**Records shown:**
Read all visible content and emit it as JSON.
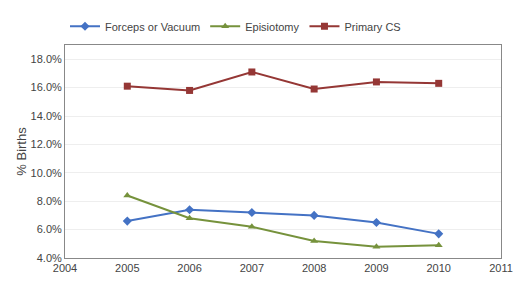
{
  "chart_data": {
    "type": "line",
    "ylabel": "% Births",
    "x": [
      2005,
      2006,
      2007,
      2008,
      2009,
      2010
    ],
    "series": [
      {
        "name": "Forceps or Vacuum",
        "color": "#4472C4",
        "marker": "diamond",
        "values": [
          0.066,
          0.074,
          0.072,
          0.07,
          0.065,
          0.057
        ]
      },
      {
        "name": "Episiotomy",
        "color": "#76923C",
        "marker": "triangle-up",
        "values": [
          0.084,
          0.068,
          0.062,
          0.052,
          0.048,
          0.049
        ]
      },
      {
        "name": "Primary CS",
        "color": "#953735",
        "marker": "square",
        "values": [
          0.161,
          0.158,
          0.171,
          0.159,
          0.164,
          0.163
        ]
      }
    ],
    "xlim": [
      2004,
      2011
    ],
    "xticks": [
      2004,
      2005,
      2006,
      2007,
      2008,
      2009,
      2010,
      2011
    ],
    "ylim": [
      0.04,
      0.19
    ],
    "yticks": [
      {
        "value": 0.04,
        "label": "4.0%"
      },
      {
        "value": 0.06,
        "label": "6.0%"
      },
      {
        "value": 0.08,
        "label": "8.0%"
      },
      {
        "value": 0.1,
        "label": "10.0%"
      },
      {
        "value": 0.12,
        "label": "12.0%"
      },
      {
        "value": 0.14,
        "label": "14.0%"
      },
      {
        "value": 0.16,
        "label": "16.0%"
      },
      {
        "value": 0.18,
        "label": "18.0%"
      }
    ],
    "grid": true,
    "legend": "top"
  }
}
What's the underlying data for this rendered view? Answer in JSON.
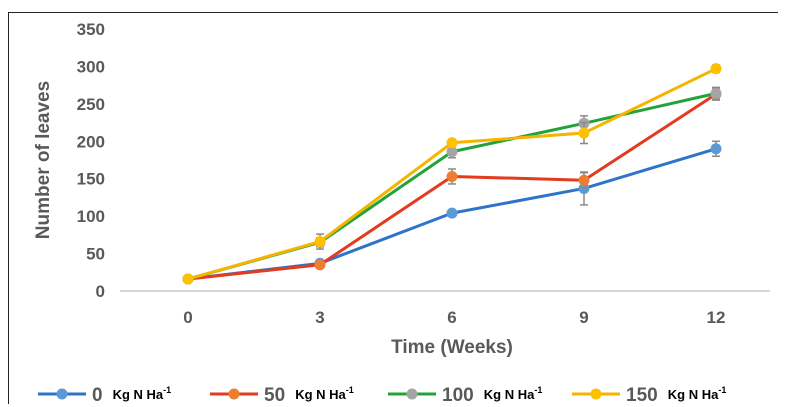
{
  "chart_data": {
    "type": "line",
    "xlabel": "Time (Weeks)",
    "ylabel": "Number of leaves",
    "x": [
      0,
      3,
      6,
      9,
      12
    ],
    "ylim": [
      0,
      350
    ],
    "yticks": [
      0,
      50,
      100,
      150,
      200,
      250,
      300,
      350
    ],
    "grid": false,
    "legend_position": "bottom",
    "series": [
      {
        "name": "0",
        "legend_unit": "Kg N Ha",
        "legend_exp": "-1",
        "color": "#2E75C9",
        "values": [
          16,
          37,
          104,
          137,
          190
        ],
        "errors": [
          0,
          0,
          0,
          22,
          10
        ]
      },
      {
        "name": "50",
        "legend_unit": "Kg N Ha",
        "legend_exp": "-1",
        "color": "#E23B1F",
        "values": [
          16,
          35,
          153,
          148,
          263
        ],
        "errors": [
          0,
          0,
          10,
          10,
          8
        ]
      },
      {
        "name": "100",
        "legend_unit": "Kg N Ha",
        "legend_exp": "-1",
        "color": "#22A33A",
        "values": [
          16,
          65,
          186,
          224,
          264
        ],
        "errors": [
          0,
          6,
          8,
          10,
          8
        ]
      },
      {
        "name": "150",
        "legend_unit": "Kg N Ha",
        "legend_exp": "-1",
        "color": "#F4B400",
        "values": [
          16,
          66,
          198,
          211,
          297
        ],
        "errors": [
          0,
          10,
          4,
          14,
          5
        ]
      }
    ],
    "marker_colors": {
      "0": "#5B9BD5",
      "50": "#ED7D31",
      "100": "#A5A5A5",
      "150": "#FFC000"
    },
    "errorbar_color": "#8a8a8a"
  }
}
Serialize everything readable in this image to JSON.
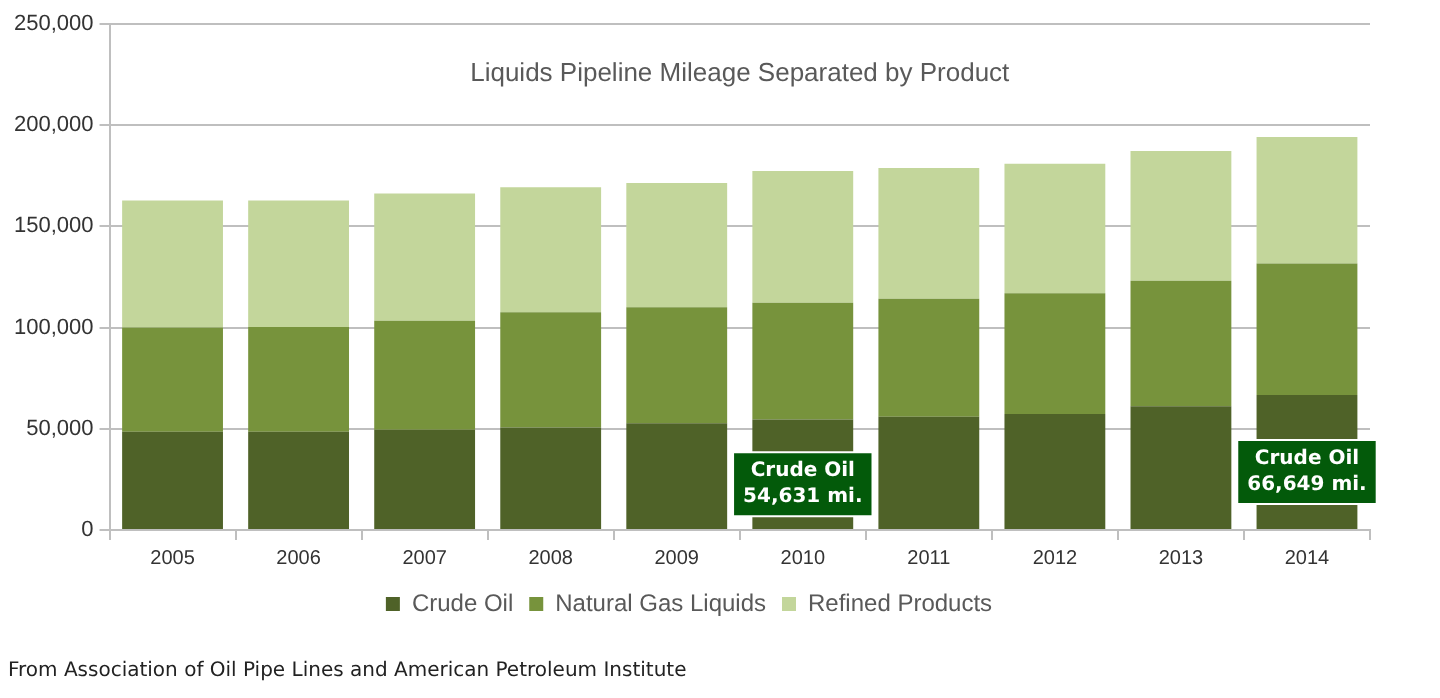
{
  "chart_data": {
    "type": "bar",
    "title": "Liquids Pipeline Mileage Separated by Product",
    "stacked": true,
    "categories": [
      "2005",
      "2006",
      "2007",
      "2008",
      "2009",
      "2010",
      "2011",
      "2012",
      "2013",
      "2014"
    ],
    "series": [
      {
        "name": "Crude Oil",
        "color": "#4f6228",
        "values": [
          48600,
          48600,
          49500,
          50700,
          52800,
          54631,
          55900,
          57300,
          61100,
          66649
        ],
        "value_labels": [
          null,
          null,
          null,
          null,
          null,
          "Crude Oil\n54,631 mi.",
          null,
          null,
          null,
          "Crude Oil\n66,649 mi."
        ]
      },
      {
        "name": "Natural Gas Liquids",
        "color": "#77933c",
        "values": [
          51400,
          51700,
          53900,
          56900,
          57300,
          57600,
          58400,
          59700,
          62100,
          65000
        ]
      },
      {
        "name": "Refined Products",
        "color": "#c3d69b",
        "values": [
          62800,
          62500,
          62900,
          61800,
          61400,
          65200,
          64500,
          63900,
          64000,
          62500
        ]
      }
    ],
    "ylim": [
      0,
      250000
    ],
    "yticks": [
      {
        "value": 0,
        "label": "0"
      },
      {
        "value": 50000,
        "label": "50,000"
      },
      {
        "value": 100000,
        "label": "100,000"
      },
      {
        "value": 150000,
        "label": "150,000"
      },
      {
        "value": 200000,
        "label": "200,000"
      },
      {
        "value": 250000,
        "label": "250,000"
      }
    ],
    "grid": "y",
    "legend": "bottom",
    "annotations": [
      "From Association of Oil Pipe Lines and American Petroleum Institute"
    ]
  }
}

**Direction:** Go through the material and copy out every line with "bottom" in it.

**Solution:**
    "legend_position": "bottom",
    "legend": "bottom",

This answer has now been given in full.